— START Raw records —

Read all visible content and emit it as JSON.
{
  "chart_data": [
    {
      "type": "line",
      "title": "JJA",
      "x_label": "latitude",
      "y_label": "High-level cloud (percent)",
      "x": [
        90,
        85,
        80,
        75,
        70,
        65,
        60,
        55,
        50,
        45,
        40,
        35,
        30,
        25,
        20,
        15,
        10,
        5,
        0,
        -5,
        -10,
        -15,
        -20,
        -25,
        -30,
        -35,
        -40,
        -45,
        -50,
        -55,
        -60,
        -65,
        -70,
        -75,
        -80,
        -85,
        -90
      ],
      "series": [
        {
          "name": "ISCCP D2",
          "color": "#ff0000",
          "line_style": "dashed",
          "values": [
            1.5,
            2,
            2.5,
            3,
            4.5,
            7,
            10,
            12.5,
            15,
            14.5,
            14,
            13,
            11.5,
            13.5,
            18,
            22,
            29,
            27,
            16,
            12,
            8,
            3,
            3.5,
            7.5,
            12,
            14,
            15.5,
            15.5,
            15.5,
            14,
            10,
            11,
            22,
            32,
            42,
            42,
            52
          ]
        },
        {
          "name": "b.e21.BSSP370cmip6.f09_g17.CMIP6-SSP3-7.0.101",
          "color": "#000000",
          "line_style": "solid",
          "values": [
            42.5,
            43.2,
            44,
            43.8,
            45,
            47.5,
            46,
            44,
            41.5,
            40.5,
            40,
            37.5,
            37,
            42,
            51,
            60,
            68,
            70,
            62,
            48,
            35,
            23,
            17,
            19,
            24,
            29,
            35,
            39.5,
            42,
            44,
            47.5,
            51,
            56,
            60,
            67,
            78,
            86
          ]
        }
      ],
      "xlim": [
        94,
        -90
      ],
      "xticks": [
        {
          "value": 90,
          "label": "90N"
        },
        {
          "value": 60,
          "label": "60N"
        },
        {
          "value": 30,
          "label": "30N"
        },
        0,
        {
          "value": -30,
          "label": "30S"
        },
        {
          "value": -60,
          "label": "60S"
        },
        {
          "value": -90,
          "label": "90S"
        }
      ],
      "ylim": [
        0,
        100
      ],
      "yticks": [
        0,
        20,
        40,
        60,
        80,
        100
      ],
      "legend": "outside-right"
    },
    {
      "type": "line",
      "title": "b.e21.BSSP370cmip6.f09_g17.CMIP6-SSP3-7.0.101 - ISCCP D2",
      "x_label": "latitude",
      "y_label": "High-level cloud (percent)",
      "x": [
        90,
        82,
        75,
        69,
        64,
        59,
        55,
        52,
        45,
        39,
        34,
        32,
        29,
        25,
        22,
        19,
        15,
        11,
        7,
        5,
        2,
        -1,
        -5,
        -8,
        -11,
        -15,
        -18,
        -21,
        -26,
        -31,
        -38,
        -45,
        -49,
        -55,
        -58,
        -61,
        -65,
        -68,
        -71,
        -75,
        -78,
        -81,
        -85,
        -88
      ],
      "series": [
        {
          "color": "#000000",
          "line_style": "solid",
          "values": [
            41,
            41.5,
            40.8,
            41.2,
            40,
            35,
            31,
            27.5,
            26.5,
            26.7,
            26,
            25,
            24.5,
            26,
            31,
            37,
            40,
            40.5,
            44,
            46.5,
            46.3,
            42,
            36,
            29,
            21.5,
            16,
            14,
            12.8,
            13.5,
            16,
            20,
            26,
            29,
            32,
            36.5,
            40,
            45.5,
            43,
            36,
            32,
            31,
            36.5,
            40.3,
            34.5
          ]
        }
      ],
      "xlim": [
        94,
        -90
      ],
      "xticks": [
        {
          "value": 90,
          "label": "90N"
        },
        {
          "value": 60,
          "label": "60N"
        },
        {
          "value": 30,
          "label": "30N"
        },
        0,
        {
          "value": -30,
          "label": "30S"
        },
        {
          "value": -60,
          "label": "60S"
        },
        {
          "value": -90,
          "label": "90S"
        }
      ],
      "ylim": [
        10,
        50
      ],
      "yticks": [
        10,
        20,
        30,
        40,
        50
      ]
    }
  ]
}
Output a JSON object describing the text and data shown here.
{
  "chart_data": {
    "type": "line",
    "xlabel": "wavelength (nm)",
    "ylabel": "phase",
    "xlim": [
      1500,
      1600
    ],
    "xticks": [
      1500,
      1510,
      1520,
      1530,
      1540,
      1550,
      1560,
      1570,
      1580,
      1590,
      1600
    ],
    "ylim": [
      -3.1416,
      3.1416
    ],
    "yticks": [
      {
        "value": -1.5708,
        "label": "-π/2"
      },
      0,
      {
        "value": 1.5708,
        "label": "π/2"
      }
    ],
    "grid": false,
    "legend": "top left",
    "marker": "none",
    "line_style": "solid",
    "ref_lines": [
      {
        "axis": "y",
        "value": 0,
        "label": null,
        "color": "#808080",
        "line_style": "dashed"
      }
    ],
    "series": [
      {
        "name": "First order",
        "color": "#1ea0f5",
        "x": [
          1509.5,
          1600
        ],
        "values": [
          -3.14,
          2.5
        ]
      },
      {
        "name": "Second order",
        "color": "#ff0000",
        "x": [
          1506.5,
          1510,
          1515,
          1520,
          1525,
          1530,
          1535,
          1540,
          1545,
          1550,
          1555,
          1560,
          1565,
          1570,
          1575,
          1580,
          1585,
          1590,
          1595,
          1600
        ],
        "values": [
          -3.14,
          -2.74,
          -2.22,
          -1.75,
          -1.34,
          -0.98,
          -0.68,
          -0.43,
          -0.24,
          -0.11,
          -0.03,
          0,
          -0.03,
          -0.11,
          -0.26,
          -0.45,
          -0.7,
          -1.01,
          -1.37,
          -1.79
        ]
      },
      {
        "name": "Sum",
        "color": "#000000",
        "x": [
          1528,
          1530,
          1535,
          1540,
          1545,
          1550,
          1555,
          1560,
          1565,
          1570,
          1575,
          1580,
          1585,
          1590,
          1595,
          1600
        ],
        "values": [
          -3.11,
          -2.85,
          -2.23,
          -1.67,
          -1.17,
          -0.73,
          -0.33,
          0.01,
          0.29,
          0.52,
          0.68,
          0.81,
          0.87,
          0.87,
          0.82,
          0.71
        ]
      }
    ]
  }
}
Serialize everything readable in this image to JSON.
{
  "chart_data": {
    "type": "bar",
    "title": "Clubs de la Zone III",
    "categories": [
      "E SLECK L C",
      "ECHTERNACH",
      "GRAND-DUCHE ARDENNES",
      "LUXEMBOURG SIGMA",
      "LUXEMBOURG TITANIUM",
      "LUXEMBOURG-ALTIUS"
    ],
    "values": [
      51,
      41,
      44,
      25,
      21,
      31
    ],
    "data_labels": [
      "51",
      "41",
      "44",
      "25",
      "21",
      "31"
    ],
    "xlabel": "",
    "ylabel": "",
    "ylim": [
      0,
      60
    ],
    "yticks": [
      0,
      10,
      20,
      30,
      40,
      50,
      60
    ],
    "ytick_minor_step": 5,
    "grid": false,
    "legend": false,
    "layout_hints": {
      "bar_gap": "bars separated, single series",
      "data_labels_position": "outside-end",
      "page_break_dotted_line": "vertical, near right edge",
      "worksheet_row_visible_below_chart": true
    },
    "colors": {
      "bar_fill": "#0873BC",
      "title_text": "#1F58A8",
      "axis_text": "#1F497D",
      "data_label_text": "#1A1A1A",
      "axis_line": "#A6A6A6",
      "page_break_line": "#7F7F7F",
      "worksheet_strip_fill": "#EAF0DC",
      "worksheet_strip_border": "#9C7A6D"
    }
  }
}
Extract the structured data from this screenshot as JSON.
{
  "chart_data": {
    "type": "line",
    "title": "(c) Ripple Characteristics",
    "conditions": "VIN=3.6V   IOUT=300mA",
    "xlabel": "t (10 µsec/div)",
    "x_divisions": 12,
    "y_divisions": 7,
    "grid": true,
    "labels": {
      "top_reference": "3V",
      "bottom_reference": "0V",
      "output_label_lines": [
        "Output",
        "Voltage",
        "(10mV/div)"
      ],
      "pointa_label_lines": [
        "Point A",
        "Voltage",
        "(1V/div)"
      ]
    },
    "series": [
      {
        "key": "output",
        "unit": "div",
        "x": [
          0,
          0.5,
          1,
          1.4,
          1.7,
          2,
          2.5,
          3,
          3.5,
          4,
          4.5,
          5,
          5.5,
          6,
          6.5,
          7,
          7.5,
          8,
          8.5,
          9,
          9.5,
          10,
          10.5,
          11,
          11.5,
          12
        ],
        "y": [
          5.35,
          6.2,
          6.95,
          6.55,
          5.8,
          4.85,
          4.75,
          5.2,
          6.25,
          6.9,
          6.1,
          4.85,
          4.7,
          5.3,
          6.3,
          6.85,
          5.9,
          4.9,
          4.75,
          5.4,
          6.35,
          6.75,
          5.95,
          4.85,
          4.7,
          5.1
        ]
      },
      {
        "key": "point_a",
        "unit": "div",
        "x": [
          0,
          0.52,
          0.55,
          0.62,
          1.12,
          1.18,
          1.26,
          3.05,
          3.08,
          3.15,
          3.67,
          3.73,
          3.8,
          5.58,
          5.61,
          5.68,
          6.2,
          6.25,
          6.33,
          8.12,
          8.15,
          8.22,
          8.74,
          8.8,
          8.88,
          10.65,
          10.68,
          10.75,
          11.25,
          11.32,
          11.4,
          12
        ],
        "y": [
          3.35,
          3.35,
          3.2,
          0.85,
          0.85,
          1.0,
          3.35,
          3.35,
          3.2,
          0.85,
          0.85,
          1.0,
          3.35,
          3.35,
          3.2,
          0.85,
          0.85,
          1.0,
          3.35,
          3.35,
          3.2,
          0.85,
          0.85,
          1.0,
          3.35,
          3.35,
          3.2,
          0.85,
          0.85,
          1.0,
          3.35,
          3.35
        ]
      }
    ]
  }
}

— END Raw records —

§ **Objective**: Look through the data above. Copy every line with the string "this" in it.

§ **Exercise result**:
Serialize everything readable in this image to JSON.
Extract the structured data from this screenshot as JSON.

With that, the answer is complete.